• EXERCISE DIRECTIONS: Output the full listing below exactly as it reads, and skip anything that is a picture.
* start SOURCE RECORDS *
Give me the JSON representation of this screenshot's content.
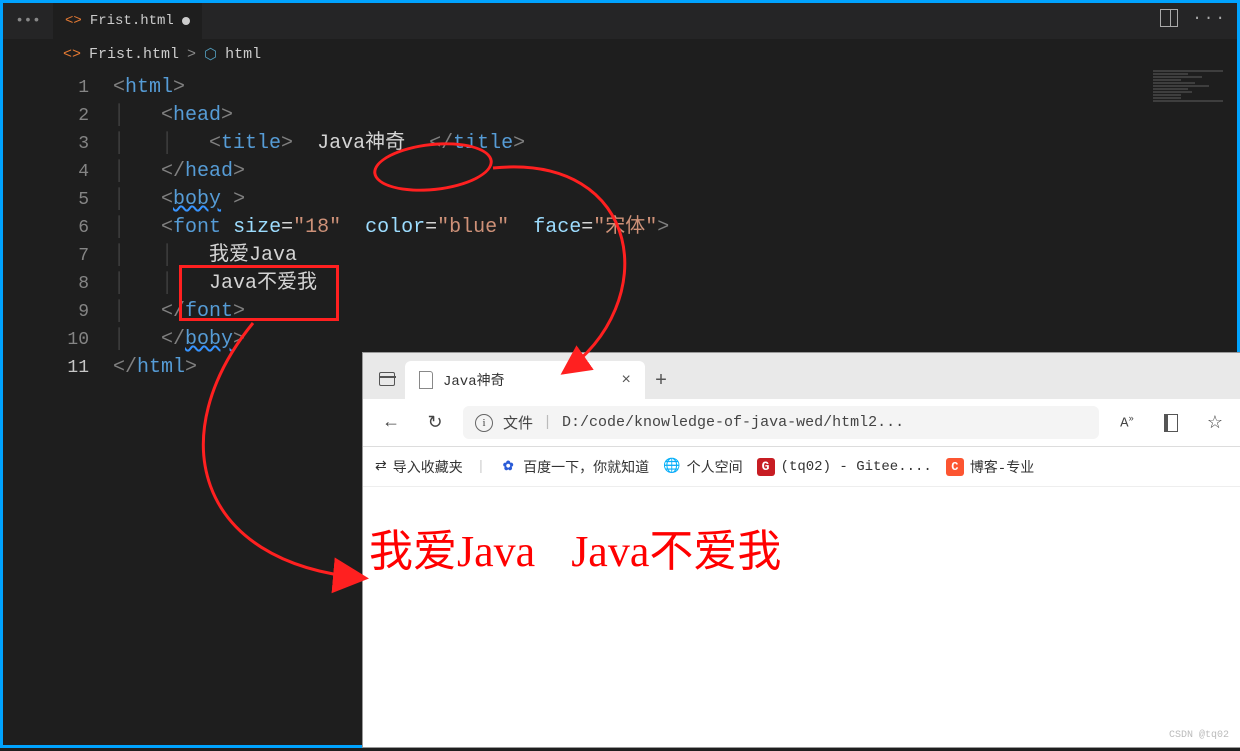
{
  "tab": {
    "filename": "Frist.html"
  },
  "breadcrumb": {
    "file": "Frist.html",
    "node": "html"
  },
  "lines": {
    "l1": "1",
    "l2": "2",
    "l3": "3",
    "l4": "4",
    "l5": "5",
    "l6": "6",
    "l7": "7",
    "l8": "8",
    "l9": "9",
    "l10": "10",
    "l11": "11"
  },
  "code": {
    "html_open": "html",
    "head_open": "head",
    "title_open": "title",
    "title_close": "title",
    "title_text": "Java神奇",
    "head_close": "head",
    "boby_open": "boby",
    "boby_space": " ",
    "font_open": "font",
    "attr_size": "size",
    "val_size": "\"18\"",
    "attr_color": "color",
    "val_color": "\"blue\"",
    "attr_face": "face",
    "val_face": "\"宋体\"",
    "txt7": "我爱Java",
    "txt8": "Java不爱我",
    "font_close": "font",
    "boby_close": "boby",
    "html_close": "html"
  },
  "browser": {
    "tab_title": "Java神奇",
    "addr_type": "文件",
    "addr_path": "D:/code/knowledge-of-java-wed/html2...",
    "addr_aa": "A",
    "bm_import": "导入收藏夹",
    "bm_baidu": "百度一下，你就知道",
    "bm_space": "个人空间",
    "bm_gitee": "(tq02) - Gitee....",
    "bm_csdn": "博客-专业",
    "page_text1": "我爱Java",
    "page_text2": "Java不爱我"
  },
  "watermark": "CSDN @tq02"
}
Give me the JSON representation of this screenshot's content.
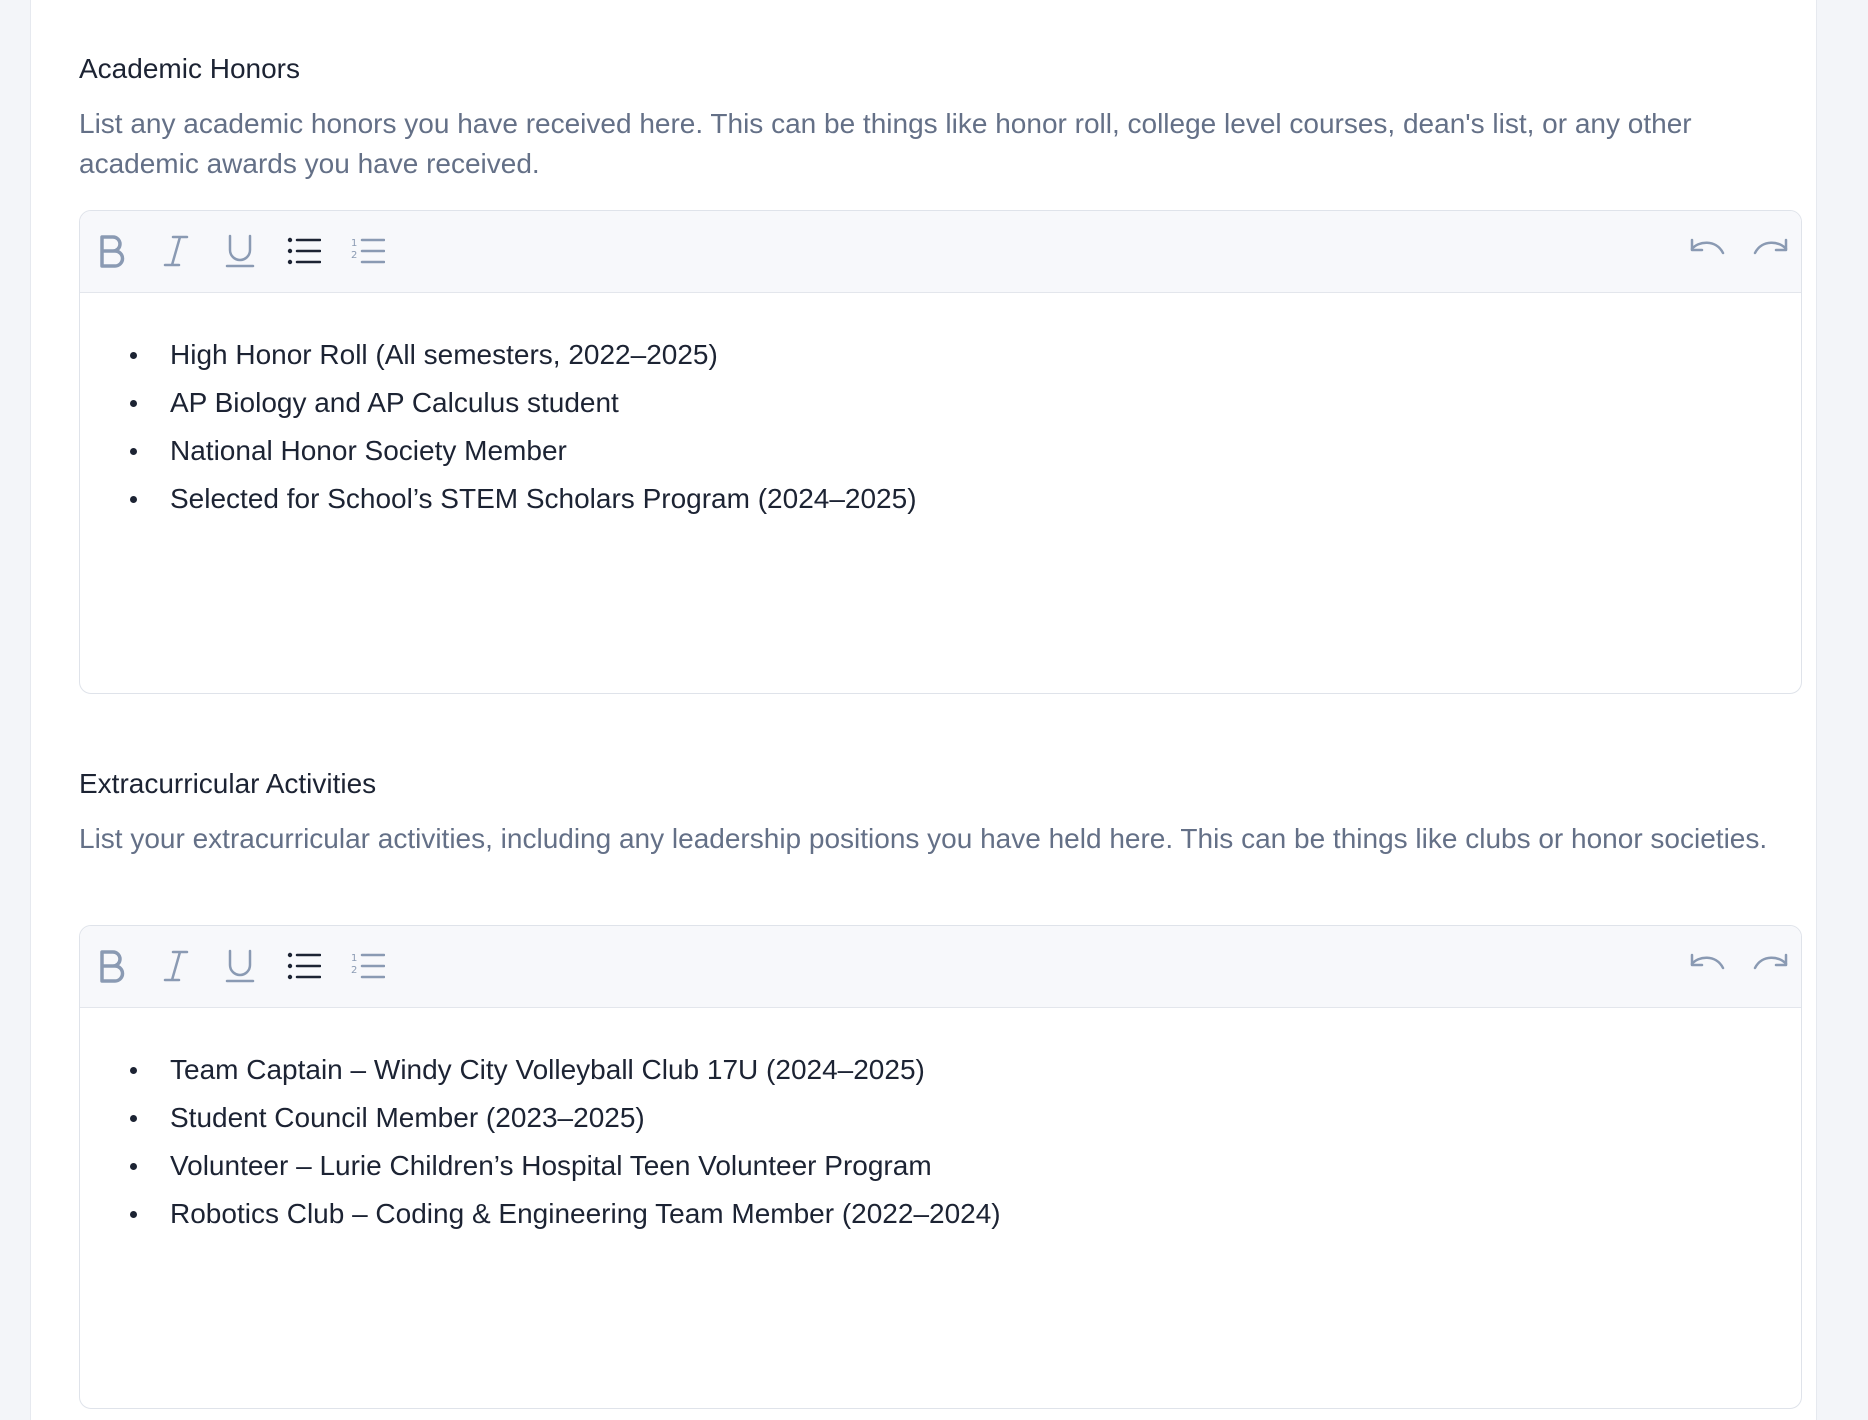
{
  "honors": {
    "title": "Academic Honors",
    "description": "List any academic honors you have received here. This can be things like honor roll, college level courses, dean's list, or any other academic awards you have received.",
    "items": [
      "High Honor Roll (All semesters, 2022–2025)",
      "AP Biology and AP Calculus student",
      "National Honor Society Member",
      "Selected for School’s STEM Scholars Program (2024–2025)"
    ]
  },
  "extracurricular": {
    "title": "Extracurricular Activities",
    "description": "List your extracurricular activities, including any leadership positions you have held here. This can be things like clubs or honor societies.",
    "items": [
      "Team Captain – Windy City Volleyball Club 17U (2024–2025)",
      "Student Council Member (2023–2025)",
      "Volunteer – Lurie Children’s Hospital Teen Volunteer Program",
      "Robotics Club – Coding & Engineering Team Member (2022–2024)"
    ]
  },
  "toolbar": {
    "icons": [
      "bold-icon",
      "italic-icon",
      "underline-icon",
      "bullet-list-icon",
      "numbered-list-icon",
      "undo-icon",
      "redo-icon"
    ]
  },
  "colors": {
    "title": "#1c2333",
    "description": "#647087",
    "toolbar_icon": "#8a9ab3",
    "toolbar_icon_active": "#1c2333",
    "spellcheck": "#e0322f"
  }
}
* end SOURCE RECORDS *
• ANSWER BELOW:
Give me the JSON representation of this screenshot's content.
{
  "tab": {
    "filename": "Frist.html"
  },
  "breadcrumb": {
    "file": "Frist.html",
    "node": "html"
  },
  "lines": {
    "l1": "1",
    "l2": "2",
    "l3": "3",
    "l4": "4",
    "l5": "5",
    "l6": "6",
    "l7": "7",
    "l8": "8",
    "l9": "9",
    "l10": "10",
    "l11": "11"
  },
  "code": {
    "html_open": "html",
    "head_open": "head",
    "title_open": "title",
    "title_close": "title",
    "title_text": "Java神奇",
    "head_close": "head",
    "boby_open": "boby",
    "boby_space": " ",
    "font_open": "font",
    "attr_size": "size",
    "val_size": "\"18\"",
    "attr_color": "color",
    "val_color": "\"blue\"",
    "attr_face": "face",
    "val_face": "\"宋体\"",
    "txt7": "我爱Java",
    "txt8": "Java不爱我",
    "font_close": "font",
    "boby_close": "boby",
    "html_close": "html"
  },
  "browser": {
    "tab_title": "Java神奇",
    "addr_type": "文件",
    "addr_path": "D:/code/knowledge-of-java-wed/html2...",
    "addr_aa": "A",
    "bm_import": "导入收藏夹",
    "bm_baidu": "百度一下，你就知道",
    "bm_space": "个人空间",
    "bm_gitee": "(tq02) - Gitee....",
    "bm_csdn": "博客-专业",
    "page_text1": "我爱Java",
    "page_text2": "Java不爱我"
  },
  "watermark": "CSDN @tq02"
}
Give me the JSON representation of this screenshot's content.
{
  "honors": {
    "title": "Academic Honors",
    "description": "List any academic honors you have received here. This can be things like honor roll, college level courses, dean's list, or any other academic awards you have received.",
    "items": [
      "High Honor Roll (All semesters, 2022–2025)",
      "AP Biology and AP Calculus student",
      "National Honor Society Member",
      "Selected for School’s STEM Scholars Program (2024–2025)"
    ]
  },
  "extracurricular": {
    "title": "Extracurricular Activities",
    "description": "List your extracurricular activities, including any leadership positions you have held here. This can be things like clubs or honor societies.",
    "items": [
      "Team Captain – Windy City Volleyball Club 17U (2024–2025)",
      "Student Council Member (2023–2025)",
      "Volunteer – Lurie Children’s Hospital Teen Volunteer Program",
      "Robotics Club – Coding & Engineering Team Member (2022–2024)"
    ]
  },
  "toolbar": {
    "icons": [
      "bold-icon",
      "italic-icon",
      "underline-icon",
      "bullet-list-icon",
      "numbered-list-icon",
      "undo-icon",
      "redo-icon"
    ]
  },
  "colors": {
    "title": "#1c2333",
    "description": "#647087",
    "toolbar_icon": "#8a9ab3",
    "toolbar_icon_active": "#1c2333",
    "spellcheck": "#e0322f"
  }
}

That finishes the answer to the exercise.